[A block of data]
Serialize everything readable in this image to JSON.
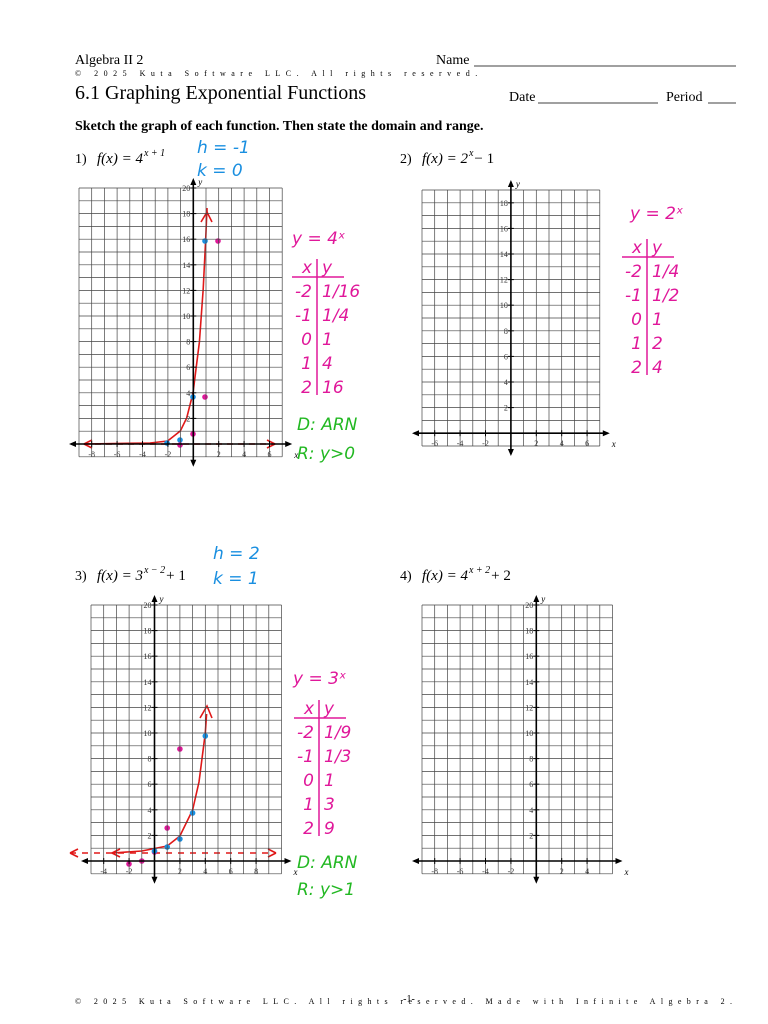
{
  "header": {
    "course": "Algebra II 2",
    "name_label": "Name",
    "copyright": "© 2025 Kuta Software LLC. All rights reserved.",
    "title": "6.1 Graphing Exponential Functions",
    "date_label": "Date",
    "period_label": "Period",
    "instructions": "Sketch the graph of each function. Then state the domain and range."
  },
  "problems": [
    {
      "number": "1)",
      "function": "f(x) = 4",
      "exponent": "x + 1",
      "grid": {
        "xticks": [
          -8,
          -6,
          -4,
          -2,
          2,
          4,
          6
        ],
        "yticks": [
          2,
          4,
          6,
          8,
          10,
          12,
          14,
          16,
          18,
          20
        ],
        "x_label": "x",
        "y_label": "y"
      },
      "work": {
        "shift_notes": [
          "h = -1",
          "k = 0"
        ],
        "parent": "y = 4ˣ",
        "table": {
          "header": [
            "x",
            "y"
          ],
          "rows": [
            [
              "-2",
              "1/16"
            ],
            [
              "-1",
              "1/4"
            ],
            [
              "0",
              "1"
            ],
            [
              "1",
              "4"
            ],
            [
              "2",
              "16"
            ]
          ]
        },
        "domain": "D: ARN",
        "range": "R: y>0"
      }
    },
    {
      "number": "2)",
      "function": "f(x) = 2",
      "exponent": "x",
      "tail": " − 1",
      "grid": {
        "xticks": [
          -6,
          -4,
          -2,
          2,
          4,
          6
        ],
        "yticks": [
          2,
          4,
          6,
          8,
          10,
          12,
          14,
          16,
          18
        ],
        "x_label": "x",
        "y_label": "y"
      },
      "work": {
        "parent": "y = 2ˣ",
        "table": {
          "header": [
            "x",
            "y"
          ],
          "rows": [
            [
              "-2",
              "1/4"
            ],
            [
              "-1",
              "1/2"
            ],
            [
              "0",
              "1"
            ],
            [
              "1",
              "2"
            ],
            [
              "2",
              "4"
            ]
          ]
        }
      }
    },
    {
      "number": "3)",
      "function": "f(x) = 3",
      "exponent": "x − 2",
      "tail": " + 1",
      "grid": {
        "xticks": [
          -4,
          -2,
          2,
          4,
          6,
          8
        ],
        "yticks": [
          2,
          4,
          6,
          8,
          10,
          12,
          14,
          16,
          18,
          20
        ],
        "x_label": "x",
        "y_label": "y"
      },
      "work": {
        "shift_notes": [
          "h = 2",
          "k = 1"
        ],
        "parent": "y = 3ˣ",
        "table": {
          "header": [
            "x",
            "y"
          ],
          "rows": [
            [
              "-2",
              "1/9"
            ],
            [
              "-1",
              "1/3"
            ],
            [
              "0",
              "1"
            ],
            [
              "1",
              "3"
            ],
            [
              "2",
              "9"
            ]
          ]
        },
        "domain": "D: ARN",
        "range": "R: y>1"
      }
    },
    {
      "number": "4)",
      "function": "f(x) = 4",
      "exponent": "x + 2",
      "tail": " + 2",
      "grid": {
        "xticks": [
          -8,
          -6,
          -4,
          -2,
          2,
          4
        ],
        "yticks": [
          2,
          4,
          6,
          8,
          10,
          12,
          14,
          16,
          18,
          20
        ],
        "x_label": "x",
        "y_label": "y"
      }
    }
  ],
  "footer": {
    "copyright": "© 2025 Kuta Software LLC. All rights reserved. Made with Infinite Algebra 2.",
    "page": "-1-"
  }
}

[What to do]
Leave out the pictures, and give all the records again exactly.

[Exercise solution]
Serialize everything readable in this image to JSON.
{
  "header": {
    "course": "Algebra II 2",
    "name_label": "Name",
    "copyright": "© 2025 Kuta Software LLC. All rights reserved.",
    "title": "6.1 Graphing Exponential Functions",
    "date_label": "Date",
    "period_label": "Period",
    "instructions": "Sketch the graph of each function. Then state the domain and range."
  },
  "problems": [
    {
      "number": "1)",
      "function": "f(x) = 4",
      "exponent": "x + 1",
      "grid": {
        "xticks": [
          -8,
          -6,
          -4,
          -2,
          2,
          4,
          6
        ],
        "yticks": [
          2,
          4,
          6,
          8,
          10,
          12,
          14,
          16,
          18,
          20
        ],
        "x_label": "x",
        "y_label": "y"
      },
      "work": {
        "shift_notes": [
          "h = -1",
          "k = 0"
        ],
        "parent": "y = 4ˣ",
        "table": {
          "header": [
            "x",
            "y"
          ],
          "rows": [
            [
              "-2",
              "1/16"
            ],
            [
              "-1",
              "1/4"
            ],
            [
              "0",
              "1"
            ],
            [
              "1",
              "4"
            ],
            [
              "2",
              "16"
            ]
          ]
        },
        "domain": "D: ARN",
        "range": "R: y>0"
      }
    },
    {
      "number": "2)",
      "function": "f(x) = 2",
      "exponent": "x",
      "tail": " − 1",
      "grid": {
        "xticks": [
          -6,
          -4,
          -2,
          2,
          4,
          6
        ],
        "yticks": [
          2,
          4,
          6,
          8,
          10,
          12,
          14,
          16,
          18
        ],
        "x_label": "x",
        "y_label": "y"
      },
      "work": {
        "parent": "y = 2ˣ",
        "table": {
          "header": [
            "x",
            "y"
          ],
          "rows": [
            [
              "-2",
              "1/4"
            ],
            [
              "-1",
              "1/2"
            ],
            [
              "0",
              "1"
            ],
            [
              "1",
              "2"
            ],
            [
              "2",
              "4"
            ]
          ]
        }
      }
    },
    {
      "number": "3)",
      "function": "f(x) = 3",
      "exponent": "x − 2",
      "tail": " + 1",
      "grid": {
        "xticks": [
          -4,
          -2,
          2,
          4,
          6,
          8
        ],
        "yticks": [
          2,
          4,
          6,
          8,
          10,
          12,
          14,
          16,
          18,
          20
        ],
        "x_label": "x",
        "y_label": "y"
      },
      "work": {
        "shift_notes": [
          "h = 2",
          "k = 1"
        ],
        "parent": "y = 3ˣ",
        "table": {
          "header": [
            "x",
            "y"
          ],
          "rows": [
            [
              "-2",
              "1/9"
            ],
            [
              "-1",
              "1/3"
            ],
            [
              "0",
              "1"
            ],
            [
              "1",
              "3"
            ],
            [
              "2",
              "9"
            ]
          ]
        },
        "domain": "D: ARN",
        "range": "R: y>1"
      }
    },
    {
      "number": "4)",
      "function": "f(x) = 4",
      "exponent": "x + 2",
      "tail": " + 2",
      "grid": {
        "xticks": [
          -8,
          -6,
          -4,
          -2,
          2,
          4
        ],
        "yticks": [
          2,
          4,
          6,
          8,
          10,
          12,
          14,
          16,
          18,
          20
        ],
        "x_label": "x",
        "y_label": "y"
      }
    }
  ],
  "footer": {
    "copyright": "© 2025 Kuta Software LLC. All rights reserved. Made with Infinite Algebra 2.",
    "page": "-1-"
  }
}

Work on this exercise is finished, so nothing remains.